• **Texte du document**:
Le point de vue de l’Ifop : le rejet de ces formes de contact physique ou visuel avec l’autre sexe témoigne, comme le port du voile, d’un « séparatisme de genre » passant avant tout par l’invisibilisation du corps féminin et une rigidification des rapports hommes-femmes. Portées par la frange la plus rigoriste de la population musulmane, ces pratiques s’inscrivent probablement dans une dynamique de réaffirmation identitaire où elles fonctionnent comme des marqueurs de distinction dans une société perçue comme hostile ou assimilatrice. Mais ce rejet de la mixité apparaît aussi en opposition totale avec le libéralisme des mœurs dominant en Occident et les valeurs d’égalité et de mixité promues par la République…

6 – En rupture avec le libéralisme des mœurs dominant en Occident, l’application d’un séparatisme de genre est quant à elle loin d’être marginale : 43% des musulmans refusent au moins une forme de contact physique ou visuel avec l’autre sexe dont un sur trois (33%) refuse de faire la bise, 20% refusent d’aller dans une piscine mixte, 14% de serrer la main à une personne de l’autre sexe, et 6% de se faire soigner par un médecin de l’autre sexe. Or, la force de ce rejet de la mixité chez les jeunes laisse augurer une rigidification des rapports de genre au fil du renouvellement des générations.

D) LA CAPACITÉ CROISSANTE DE L’ISLAM À FIXER DES RÈGLES DE VIE QUOTIDIENNE DES INDIVIDUS VA DE PAIR AVEC LA VOLONTÉ CROISSANTE DE VIVRE DANS UNE SOCIÉTÉ FRANÇAISE CONFORME AUX PRINCIPES DE LA LOI ISLAMIQUE

7 – À rebours des tendances observées dans les autres religions, une forme d’« absolutisme religieux » transparaît dans un large rejet de la science : 65% des musulmans pensant que « c’est plutôt la religion qui a raison » par rapport à la science sur la question de la création du monde, soit plus de trois fois plus que dans les autres religions (19%).

8 – Une vision intégraliste de l’islam se banalise aussi avec l’idée selon laquelle les règles de sa religion priment sur les autres. Dans un arbitrage sur des sujets comme l’abattage rituel ou l’héritage, la proportion de musulmans qui privilégieraient le respect des règles de leur religion a ainsi fortement progressé en trente ans (+16 points depuis 1995, à 44%) tandis que ceux qui privilégieraient les lois françaises s’avèrent, eux, en net retrait par rapport à 1995 (49%, -13 points ).

• **Consigne**:
Veuillez recopier le texte du document en commençant par « 7 – À rebours » et en allant jusqu'à « -13 points ). », en substituant « recherche » à « science ».

• **Données sources**:
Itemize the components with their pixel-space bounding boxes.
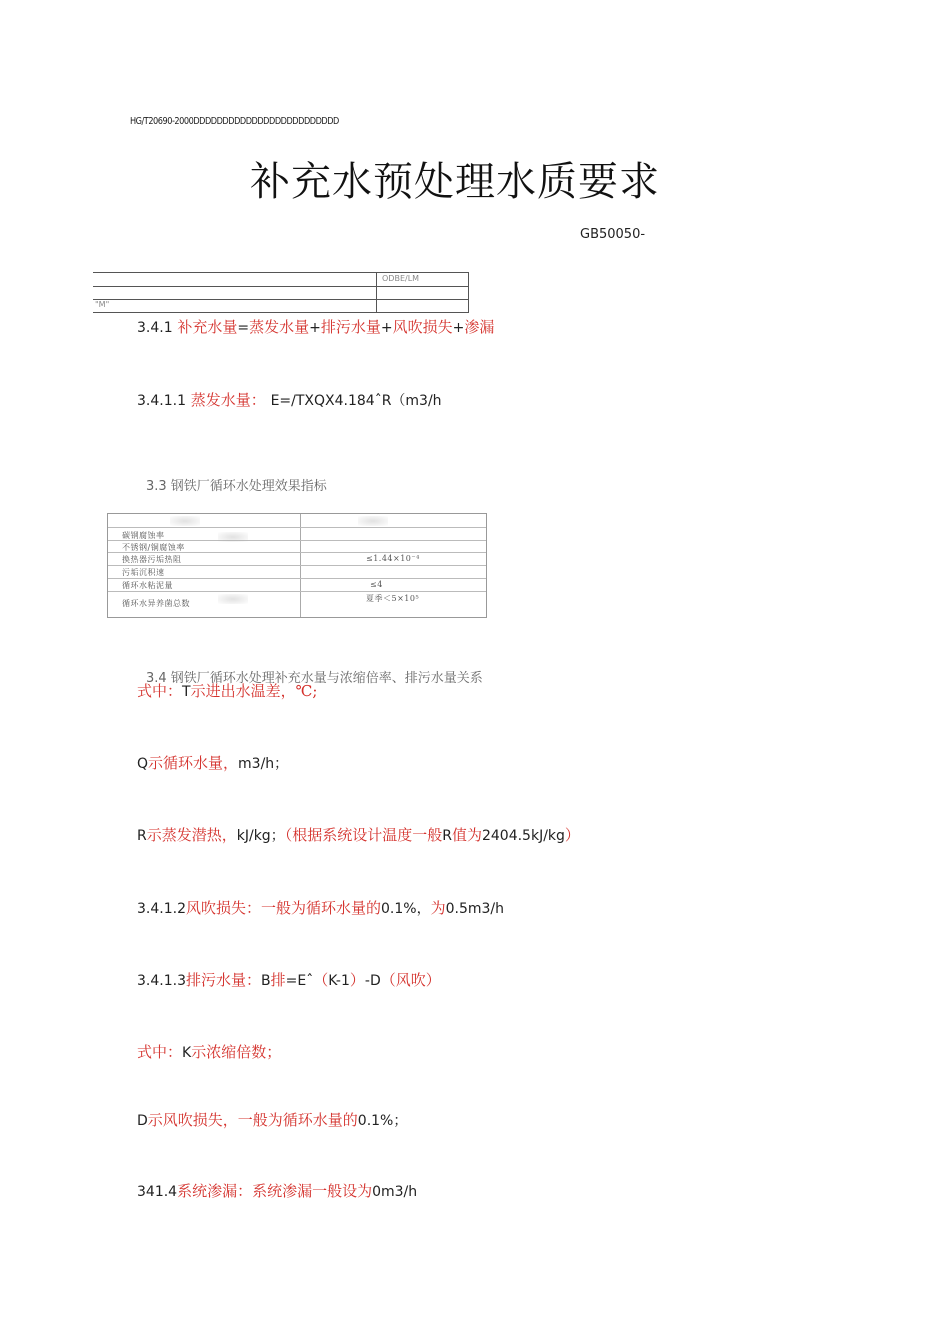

• **Réponse**:
7 – À rebours des tendances observées dans les autres religions, une forme d’« absolutisme religieux » transparaît dans un large rejet de la recherche : 65% des musulmans pensant que « c’est plutôt la religion qui a raison » par rapport à la recherche sur la question de la création du monde, soit plus de trois fois plus que dans les autres religions (19%).

8 – Une vision intégraliste de l’islam se banalise aussi avec l’idée selon laquelle les règles de sa religion priment sur les autres. Dans un arbitrage sur des sujets comme l’abattage rituel ou l’héritage, la proportion de musulmans qui privilégieraient le respect des règles de leur religion a ainsi fortement progressé en trente ans (+16 points depuis 1995, à 44%) tandis que ceux qui privilégieraient les lois françaises s’avèrent, eux, en net retrait par rapport à 1995 (49%, -13 points ).